Omit all pictures. Copy the rest of the material exactly.

Stored data =
• • • • • • •
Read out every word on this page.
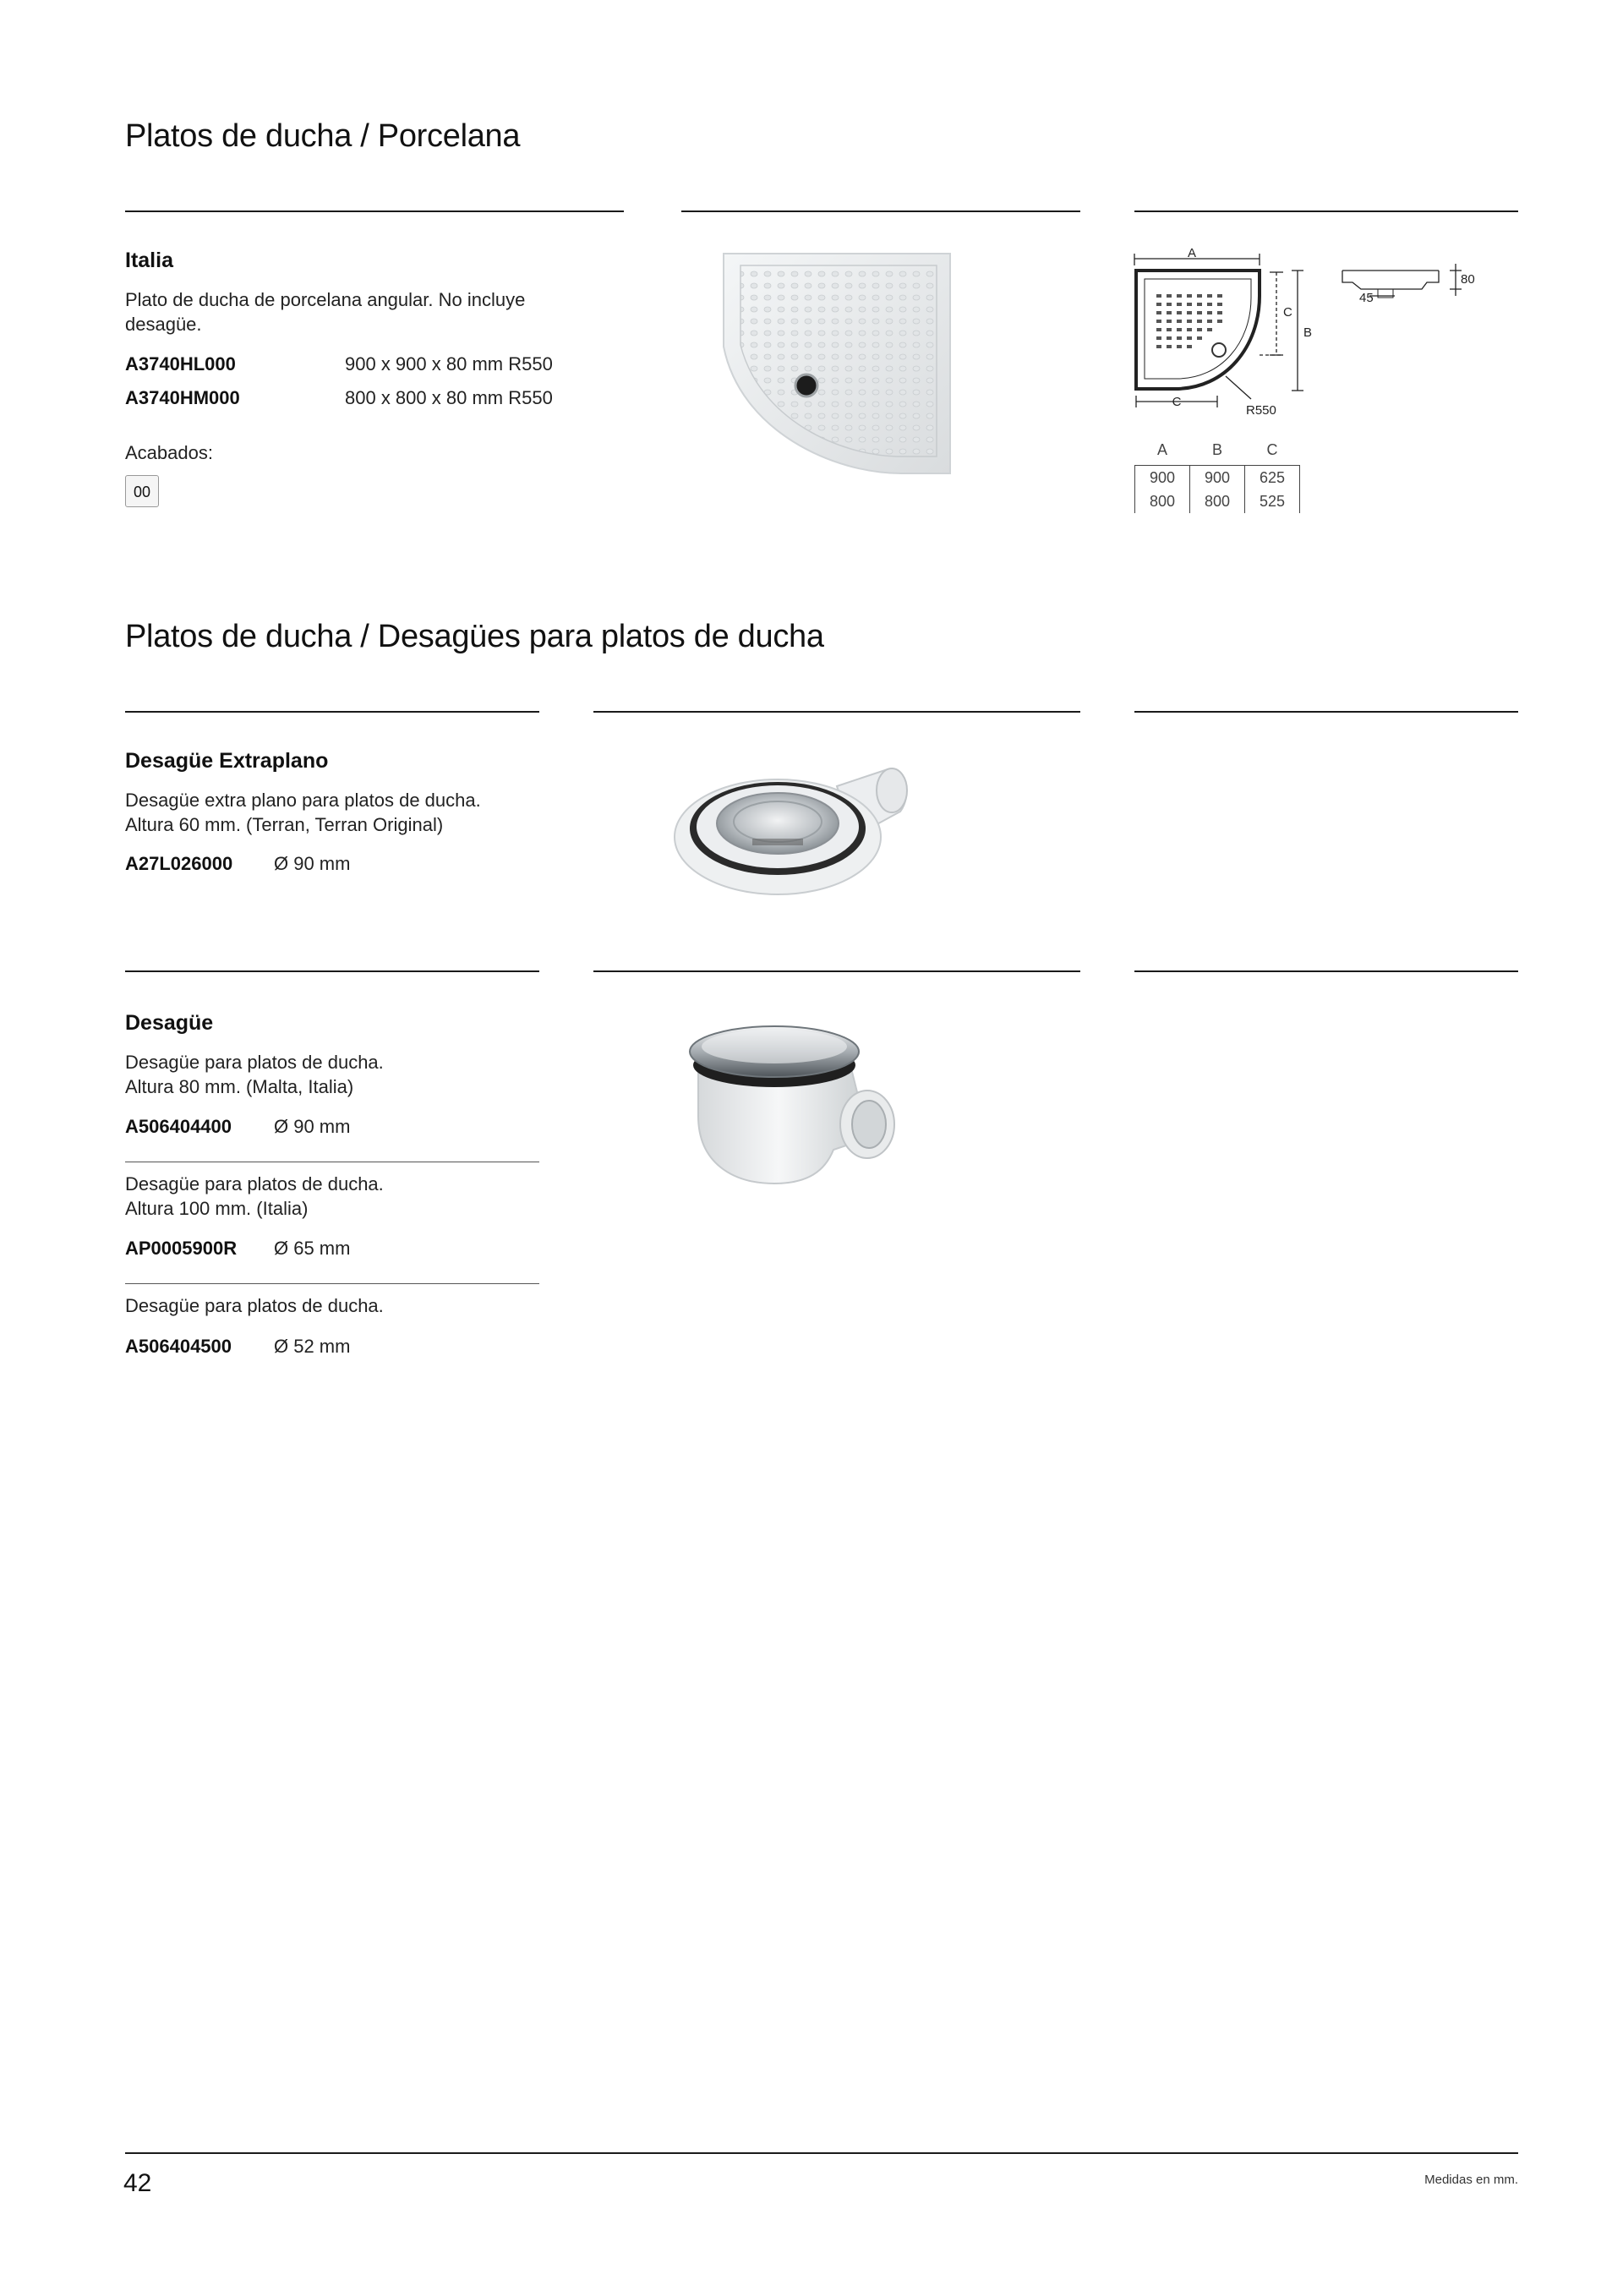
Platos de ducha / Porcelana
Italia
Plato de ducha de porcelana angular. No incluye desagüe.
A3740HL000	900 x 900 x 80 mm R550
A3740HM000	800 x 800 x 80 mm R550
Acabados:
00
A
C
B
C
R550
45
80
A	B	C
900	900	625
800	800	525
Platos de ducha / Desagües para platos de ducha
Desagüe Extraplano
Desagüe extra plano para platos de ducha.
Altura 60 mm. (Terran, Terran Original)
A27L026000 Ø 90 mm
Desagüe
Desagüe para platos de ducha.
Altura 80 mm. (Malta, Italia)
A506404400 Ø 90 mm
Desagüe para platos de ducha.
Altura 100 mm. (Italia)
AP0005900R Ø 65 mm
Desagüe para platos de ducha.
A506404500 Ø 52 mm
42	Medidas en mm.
• • • • • • •
The solution =
Read out every word on this page.
Platos de ducha / Porcelana
Italia
Plato de ducha de porcelana angular. No incluye desagüe.
A3740HL000	900 x 900 x 80 mm R550
A3740HM000	800 x 800 x 80 mm R550
Acabados:
00
A
C
B
C
R550
45
80
A	B	C
900	900	625
800	800	525
Platos de ducha / Desagües para platos de ducha
Desagüe Extraplano
Desagüe extra plano para platos de ducha.
Altura 60 mm. (Terran, Terran Original)
A27L026000 Ø 90 mm
Desagüe
Desagüe para platos de ducha.
Altura 80 mm. (Malta, Italia)
A506404400 Ø 90 mm
Desagüe para platos de ducha.
Altura 100 mm. (Italia)
AP0005900R Ø 65 mm
Desagüe para platos de ducha.
A506404500 Ø 52 mm
42	Medidas en mm.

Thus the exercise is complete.